**Work to do**
Repeat the material below word for word and leave out all pictures.

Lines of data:
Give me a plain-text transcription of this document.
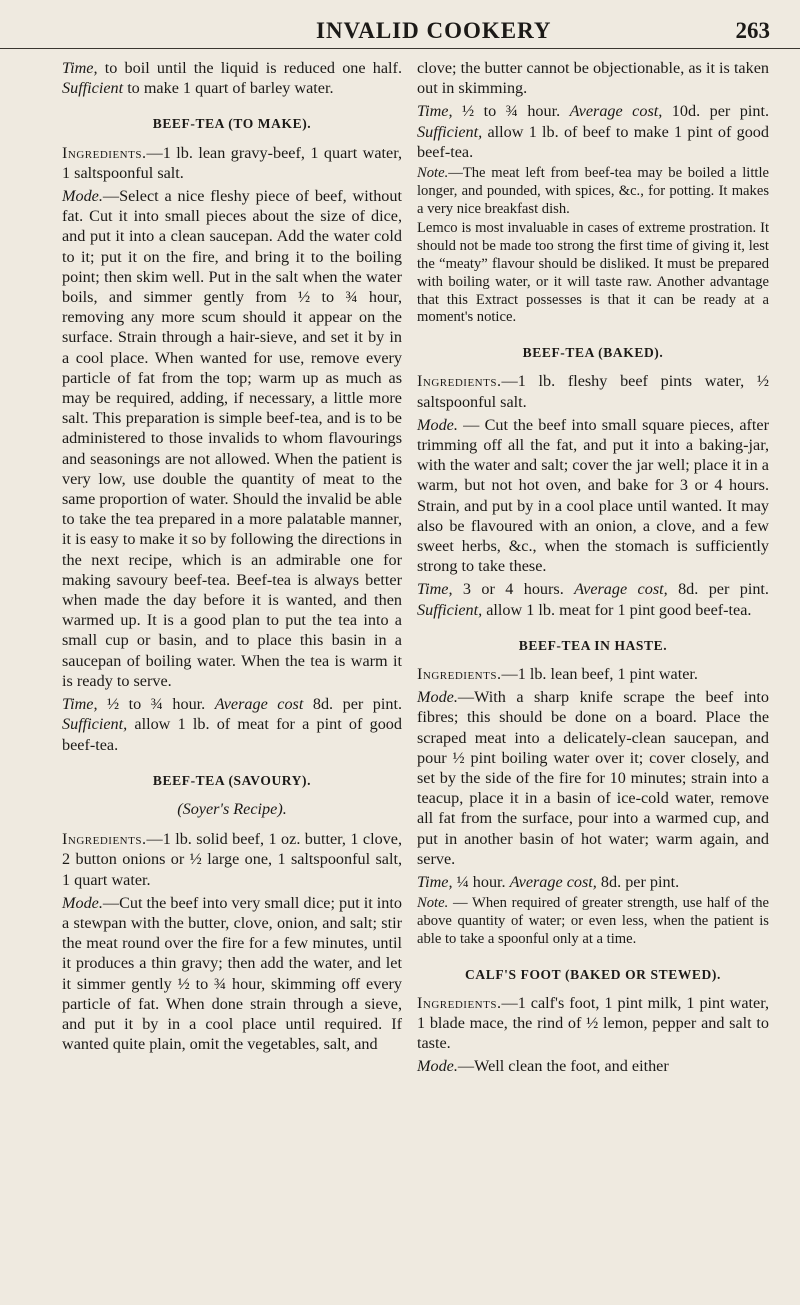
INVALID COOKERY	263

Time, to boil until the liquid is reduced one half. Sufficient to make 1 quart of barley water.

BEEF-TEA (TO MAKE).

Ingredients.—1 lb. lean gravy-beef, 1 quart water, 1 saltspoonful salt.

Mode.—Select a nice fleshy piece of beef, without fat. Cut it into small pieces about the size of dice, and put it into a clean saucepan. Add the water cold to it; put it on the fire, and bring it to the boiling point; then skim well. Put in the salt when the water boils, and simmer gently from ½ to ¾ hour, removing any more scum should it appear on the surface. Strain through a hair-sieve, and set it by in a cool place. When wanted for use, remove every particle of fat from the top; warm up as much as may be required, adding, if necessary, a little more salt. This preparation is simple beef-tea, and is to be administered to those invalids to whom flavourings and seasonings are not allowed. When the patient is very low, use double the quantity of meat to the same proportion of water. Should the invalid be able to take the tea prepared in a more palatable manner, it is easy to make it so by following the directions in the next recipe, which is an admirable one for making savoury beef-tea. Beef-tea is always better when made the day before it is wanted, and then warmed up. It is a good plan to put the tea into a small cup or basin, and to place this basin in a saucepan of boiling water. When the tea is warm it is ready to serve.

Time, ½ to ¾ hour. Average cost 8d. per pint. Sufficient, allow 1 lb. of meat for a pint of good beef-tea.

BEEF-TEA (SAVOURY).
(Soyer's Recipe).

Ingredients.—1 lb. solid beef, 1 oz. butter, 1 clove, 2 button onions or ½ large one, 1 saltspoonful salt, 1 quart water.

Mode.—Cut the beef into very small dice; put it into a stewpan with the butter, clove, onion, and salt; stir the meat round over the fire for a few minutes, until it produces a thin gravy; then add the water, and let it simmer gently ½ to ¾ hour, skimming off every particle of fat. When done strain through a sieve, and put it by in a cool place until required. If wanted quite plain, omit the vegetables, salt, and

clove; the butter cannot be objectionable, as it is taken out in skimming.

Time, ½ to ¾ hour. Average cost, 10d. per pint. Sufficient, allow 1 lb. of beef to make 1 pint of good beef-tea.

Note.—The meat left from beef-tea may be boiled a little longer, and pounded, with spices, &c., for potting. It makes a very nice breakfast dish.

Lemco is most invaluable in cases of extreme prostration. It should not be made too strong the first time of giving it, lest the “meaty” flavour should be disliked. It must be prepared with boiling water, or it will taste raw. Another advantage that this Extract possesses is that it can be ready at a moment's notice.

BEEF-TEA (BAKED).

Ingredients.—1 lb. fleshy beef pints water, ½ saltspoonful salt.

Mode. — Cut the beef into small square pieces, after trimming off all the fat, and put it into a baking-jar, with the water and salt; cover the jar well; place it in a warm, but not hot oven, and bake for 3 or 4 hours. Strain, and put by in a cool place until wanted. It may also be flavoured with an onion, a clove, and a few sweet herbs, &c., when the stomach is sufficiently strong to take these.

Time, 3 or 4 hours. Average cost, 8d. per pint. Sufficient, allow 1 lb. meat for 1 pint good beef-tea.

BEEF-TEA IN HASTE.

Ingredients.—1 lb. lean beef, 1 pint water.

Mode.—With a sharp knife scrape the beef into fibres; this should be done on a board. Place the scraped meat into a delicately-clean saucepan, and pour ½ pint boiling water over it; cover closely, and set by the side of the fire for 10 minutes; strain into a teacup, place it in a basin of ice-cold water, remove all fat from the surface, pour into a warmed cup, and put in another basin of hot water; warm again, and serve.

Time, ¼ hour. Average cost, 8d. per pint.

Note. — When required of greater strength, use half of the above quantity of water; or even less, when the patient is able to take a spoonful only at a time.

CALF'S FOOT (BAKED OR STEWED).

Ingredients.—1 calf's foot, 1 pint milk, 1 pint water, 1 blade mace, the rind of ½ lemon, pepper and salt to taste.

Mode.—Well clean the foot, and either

**Response to this exercise**
Give me a plain-text transcription of this document.
INVALID COOKERY	263

Time, to boil until the liquid is reduced one half. Sufficient to make 1 quart of barley water.

BEEF-TEA (TO MAKE).

Ingredients.—1 lb. lean gravy-beef, 1 quart water, 1 saltspoonful salt.

Mode.—Select a nice fleshy piece of beef, without fat. Cut it into small pieces about the size of dice, and put it into a clean saucepan. Add the water cold to it; put it on the fire, and bring it to the boiling point; then skim well. Put in the salt when the water boils, and simmer gently from ½ to ¾ hour, removing any more scum should it appear on the surface. Strain through a hair-sieve, and set it by in a cool place. When wanted for use, remove every particle of fat from the top; warm up as much as may be required, adding, if necessary, a little more salt. This preparation is simple beef-tea, and is to be administered to those invalids to whom flavourings and seasonings are not allowed. When the patient is very low, use double the quantity of meat to the same proportion of water. Should the invalid be able to take the tea prepared in a more palatable manner, it is easy to make it so by following the directions in the next recipe, which is an admirable one for making savoury beef-tea. Beef-tea is always better when made the day before it is wanted, and then warmed up. It is a good plan to put the tea into a small cup or basin, and to place this basin in a saucepan of boiling water. When the tea is warm it is ready to serve.

Time, ½ to ¾ hour. Average cost 8d. per pint. Sufficient, allow 1 lb. of meat for a pint of good beef-tea.

BEEF-TEA (SAVOURY).
(Soyer's Recipe).

Ingredients.—1 lb. solid beef, 1 oz. butter, 1 clove, 2 button onions or ½ large one, 1 saltspoonful salt, 1 quart water.

Mode.—Cut the beef into very small dice; put it into a stewpan with the butter, clove, onion, and salt; stir the meat round over the fire for a few minutes, until it produces a thin gravy; then add the water, and let it simmer gently ½ to ¾ hour, skimming off every particle of fat. When done strain through a sieve, and put it by in a cool place until required. If wanted quite plain, omit the vegetables, salt, and

clove; the butter cannot be objectionable, as it is taken out in skimming.

Time, ½ to ¾ hour. Average cost, 10d. per pint. Sufficient, allow 1 lb. of beef to make 1 pint of good beef-tea.

Note.—The meat left from beef-tea may be boiled a little longer, and pounded, with spices, &c., for potting. It makes a very nice breakfast dish.

Lemco is most invaluable in cases of extreme prostration. It should not be made too strong the first time of giving it, lest the “meaty” flavour should be disliked. It must be prepared with boiling water, or it will taste raw. Another advantage that this Extract possesses is that it can be ready at a moment's notice.

BEEF-TEA (BAKED).

Ingredients.—1 lb. fleshy beef pints water, ½ saltspoonful salt.

Mode. — Cut the beef into small square pieces, after trimming off all the fat, and put it into a baking-jar, with the water and salt; cover the jar well; place it in a warm, but not hot oven, and bake for 3 or 4 hours. Strain, and put by in a cool place until wanted. It may also be flavoured with an onion, a clove, and a few sweet herbs, &c., when the stomach is sufficiently strong to take these.

Time, 3 or 4 hours. Average cost, 8d. per pint. Sufficient, allow 1 lb. meat for 1 pint good beef-tea.

BEEF-TEA IN HASTE.

Ingredients.—1 lb. lean beef, 1 pint water.

Mode.—With a sharp knife scrape the beef into fibres; this should be done on a board. Place the scraped meat into a delicately-clean saucepan, and pour ½ pint boiling water over it; cover closely, and set by the side of the fire for 10 minutes; strain into a teacup, place it in a basin of ice-cold water, remove all fat from the surface, pour into a warmed cup, and put in another basin of hot water; warm again, and serve.

Time, ¼ hour. Average cost, 8d. per pint.

Note. — When required of greater strength, use half of the above quantity of water; or even less, when the patient is able to take a spoonful only at a time.

CALF'S FOOT (BAKED OR STEWED).

Ingredients.—1 calf's foot, 1 pint milk, 1 pint water, 1 blade mace, the rind of ½ lemon, pepper and salt to taste.

Mode.—Well clean the foot, and either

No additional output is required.